*The request*. Provide only the number of lines where "obrigações" occurs.

*Stored records*.
####
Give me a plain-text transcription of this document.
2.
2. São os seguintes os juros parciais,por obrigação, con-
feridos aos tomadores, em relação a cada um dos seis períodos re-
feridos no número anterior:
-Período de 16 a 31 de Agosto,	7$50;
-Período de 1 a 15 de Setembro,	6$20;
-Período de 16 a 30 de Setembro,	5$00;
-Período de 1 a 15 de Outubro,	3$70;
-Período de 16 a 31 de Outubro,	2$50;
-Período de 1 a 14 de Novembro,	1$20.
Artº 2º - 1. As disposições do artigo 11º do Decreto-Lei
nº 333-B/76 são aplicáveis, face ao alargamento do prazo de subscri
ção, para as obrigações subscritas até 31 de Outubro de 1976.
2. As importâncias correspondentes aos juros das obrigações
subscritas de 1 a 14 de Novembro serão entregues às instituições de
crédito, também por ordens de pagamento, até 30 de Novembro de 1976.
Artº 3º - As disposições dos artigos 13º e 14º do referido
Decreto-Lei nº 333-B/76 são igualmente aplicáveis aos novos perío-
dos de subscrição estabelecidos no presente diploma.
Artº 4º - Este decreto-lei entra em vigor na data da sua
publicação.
####
*Written answer*. 2